# What is expected
Collect every line that includes the string "Cover".

# Data for processing

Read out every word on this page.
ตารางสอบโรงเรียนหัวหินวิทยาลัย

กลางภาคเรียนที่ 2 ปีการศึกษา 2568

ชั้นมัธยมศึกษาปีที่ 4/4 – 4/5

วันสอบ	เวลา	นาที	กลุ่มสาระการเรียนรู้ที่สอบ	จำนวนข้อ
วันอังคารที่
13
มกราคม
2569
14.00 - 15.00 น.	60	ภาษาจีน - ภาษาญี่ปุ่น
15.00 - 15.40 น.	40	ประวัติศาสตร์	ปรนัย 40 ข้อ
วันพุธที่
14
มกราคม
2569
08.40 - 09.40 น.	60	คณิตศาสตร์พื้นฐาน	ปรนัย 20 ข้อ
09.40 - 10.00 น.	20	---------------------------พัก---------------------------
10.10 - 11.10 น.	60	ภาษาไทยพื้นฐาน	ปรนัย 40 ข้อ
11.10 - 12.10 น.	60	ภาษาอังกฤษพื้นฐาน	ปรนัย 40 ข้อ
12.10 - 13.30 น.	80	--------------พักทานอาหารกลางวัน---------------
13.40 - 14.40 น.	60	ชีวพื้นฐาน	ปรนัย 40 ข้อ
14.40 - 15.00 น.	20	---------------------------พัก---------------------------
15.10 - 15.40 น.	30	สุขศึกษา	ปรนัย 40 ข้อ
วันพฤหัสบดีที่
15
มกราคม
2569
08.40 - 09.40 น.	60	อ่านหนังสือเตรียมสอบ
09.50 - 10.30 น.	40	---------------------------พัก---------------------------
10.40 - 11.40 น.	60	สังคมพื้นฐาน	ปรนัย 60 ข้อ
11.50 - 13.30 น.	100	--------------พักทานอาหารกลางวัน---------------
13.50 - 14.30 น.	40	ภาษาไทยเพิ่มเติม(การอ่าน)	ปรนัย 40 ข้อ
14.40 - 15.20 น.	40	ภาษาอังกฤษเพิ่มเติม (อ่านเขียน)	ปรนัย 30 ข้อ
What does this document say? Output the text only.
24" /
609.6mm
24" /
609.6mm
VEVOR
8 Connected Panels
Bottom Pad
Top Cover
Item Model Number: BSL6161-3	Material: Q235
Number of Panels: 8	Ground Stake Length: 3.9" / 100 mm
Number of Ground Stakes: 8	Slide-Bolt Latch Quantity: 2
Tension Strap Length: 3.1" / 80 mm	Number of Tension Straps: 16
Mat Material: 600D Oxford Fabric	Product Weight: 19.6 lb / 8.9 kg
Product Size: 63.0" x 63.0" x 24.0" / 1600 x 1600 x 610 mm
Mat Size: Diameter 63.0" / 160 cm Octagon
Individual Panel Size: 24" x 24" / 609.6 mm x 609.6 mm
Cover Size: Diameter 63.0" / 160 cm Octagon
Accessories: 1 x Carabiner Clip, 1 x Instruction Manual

# Task response
Top Cover
Cover Size: Diameter 63.0" / 160 cm Octagon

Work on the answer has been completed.